• **MATERIALS PROVIDED**
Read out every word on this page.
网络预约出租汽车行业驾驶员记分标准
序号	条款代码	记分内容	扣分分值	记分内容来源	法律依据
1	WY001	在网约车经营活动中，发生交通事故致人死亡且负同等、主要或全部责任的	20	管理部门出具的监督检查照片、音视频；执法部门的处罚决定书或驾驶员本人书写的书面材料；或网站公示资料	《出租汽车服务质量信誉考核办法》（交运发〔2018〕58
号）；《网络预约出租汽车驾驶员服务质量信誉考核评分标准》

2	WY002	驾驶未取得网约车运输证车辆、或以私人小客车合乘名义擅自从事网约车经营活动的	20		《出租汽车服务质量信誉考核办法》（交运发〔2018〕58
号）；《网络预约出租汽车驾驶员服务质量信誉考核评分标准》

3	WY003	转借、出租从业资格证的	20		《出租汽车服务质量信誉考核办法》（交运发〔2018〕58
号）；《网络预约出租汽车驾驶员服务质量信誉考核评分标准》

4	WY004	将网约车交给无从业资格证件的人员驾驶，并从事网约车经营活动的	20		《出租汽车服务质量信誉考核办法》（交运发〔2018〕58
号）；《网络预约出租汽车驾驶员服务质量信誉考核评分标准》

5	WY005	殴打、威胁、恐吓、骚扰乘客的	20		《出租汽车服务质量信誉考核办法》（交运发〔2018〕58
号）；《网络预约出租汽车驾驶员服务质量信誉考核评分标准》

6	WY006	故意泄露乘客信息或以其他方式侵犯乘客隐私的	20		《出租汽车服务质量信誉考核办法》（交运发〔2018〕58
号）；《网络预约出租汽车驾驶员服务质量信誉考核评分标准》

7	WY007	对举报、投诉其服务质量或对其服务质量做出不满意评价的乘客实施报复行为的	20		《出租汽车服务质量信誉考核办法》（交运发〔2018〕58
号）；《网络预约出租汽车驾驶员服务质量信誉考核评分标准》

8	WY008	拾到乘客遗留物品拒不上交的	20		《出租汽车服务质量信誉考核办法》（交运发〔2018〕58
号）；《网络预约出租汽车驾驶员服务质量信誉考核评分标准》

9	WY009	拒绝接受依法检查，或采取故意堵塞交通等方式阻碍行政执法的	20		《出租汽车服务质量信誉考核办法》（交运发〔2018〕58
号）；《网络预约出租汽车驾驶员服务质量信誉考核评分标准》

• **THE PROBLEM**
Copy all lines from the material that include "出租汽车服务质量信誉考核办法".

• **ANSWER**
1	WY001	在网约车经营活动中，发生交通事故致人死亡且负同等、主要或全部责任的	20	管理部门出具的监督检查照片、音视频；执法部门的处罚决定书或驾驶员本人书写的书面材料；或网站公示资料	《出租汽车服务质量信誉考核办法》（交运发〔2018〕58
2	WY002	驾驶未取得网约车运输证车辆、或以私人小客车合乘名义擅自从事网约车经营活动的	20		《出租汽车服务质量信誉考核办法》（交运发〔2018〕58
3	WY003	转借、出租从业资格证的	20		《出租汽车服务质量信誉考核办法》（交运发〔2018〕58
4	WY004	将网约车交给无从业资格证件的人员驾驶，并从事网约车经营活动的	20		《出租汽车服务质量信誉考核办法》（交运发〔2018〕58
5	WY005	殴打、威胁、恐吓、骚扰乘客的	20		《出租汽车服务质量信誉考核办法》（交运发〔2018〕58
6	WY006	故意泄露乘客信息或以其他方式侵犯乘客隐私的	20		《出租汽车服务质量信誉考核办法》（交运发〔2018〕58
7	WY007	对举报、投诉其服务质量或对其服务质量做出不满意评价的乘客实施报复行为的	20		《出租汽车服务质量信誉考核办法》（交运发〔2018〕58
8	WY008	拾到乘客遗留物品拒不上交的	20		《出租汽车服务质量信誉考核办法》（交运发〔2018〕58
9	WY009	拒绝接受依法检查，或采取故意堵塞交通等方式阻碍行政执法的	20		《出租汽车服务质量信誉考核办法》（交运发〔2018〕58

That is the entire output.